In the listing below, find every line containing "this" and copy it out.

[Chart and figure data]
[Start]

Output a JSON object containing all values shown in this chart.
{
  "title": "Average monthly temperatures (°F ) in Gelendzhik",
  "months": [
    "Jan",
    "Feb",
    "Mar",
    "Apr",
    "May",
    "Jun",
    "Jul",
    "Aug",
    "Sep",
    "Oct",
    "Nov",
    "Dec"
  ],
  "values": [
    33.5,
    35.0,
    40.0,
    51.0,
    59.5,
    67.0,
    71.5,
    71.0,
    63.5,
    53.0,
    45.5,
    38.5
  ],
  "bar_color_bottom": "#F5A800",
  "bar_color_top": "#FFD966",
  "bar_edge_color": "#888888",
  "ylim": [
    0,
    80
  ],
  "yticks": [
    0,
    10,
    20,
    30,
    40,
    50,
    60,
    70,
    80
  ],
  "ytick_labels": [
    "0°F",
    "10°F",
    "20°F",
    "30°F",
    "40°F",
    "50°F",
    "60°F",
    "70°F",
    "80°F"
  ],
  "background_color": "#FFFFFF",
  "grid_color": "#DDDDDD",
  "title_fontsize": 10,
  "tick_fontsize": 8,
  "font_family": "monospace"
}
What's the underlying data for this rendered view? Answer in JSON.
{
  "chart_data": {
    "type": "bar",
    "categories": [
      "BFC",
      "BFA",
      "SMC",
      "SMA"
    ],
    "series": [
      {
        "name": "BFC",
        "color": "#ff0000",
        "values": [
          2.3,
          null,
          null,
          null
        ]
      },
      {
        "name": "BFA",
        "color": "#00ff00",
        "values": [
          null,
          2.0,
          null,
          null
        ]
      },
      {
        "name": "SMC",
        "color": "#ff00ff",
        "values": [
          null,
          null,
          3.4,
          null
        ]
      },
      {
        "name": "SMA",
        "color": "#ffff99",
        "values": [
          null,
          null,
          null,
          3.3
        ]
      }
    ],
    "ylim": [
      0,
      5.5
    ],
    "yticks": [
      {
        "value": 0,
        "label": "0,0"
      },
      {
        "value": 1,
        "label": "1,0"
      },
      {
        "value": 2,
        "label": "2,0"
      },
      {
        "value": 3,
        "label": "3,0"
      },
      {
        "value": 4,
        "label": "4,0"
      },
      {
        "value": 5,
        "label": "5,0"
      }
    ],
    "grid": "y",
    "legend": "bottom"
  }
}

[End]

Response
Output a JSON object containing all values shown in this chart.
What's the underlying data for this rendered view? Answer in JSON.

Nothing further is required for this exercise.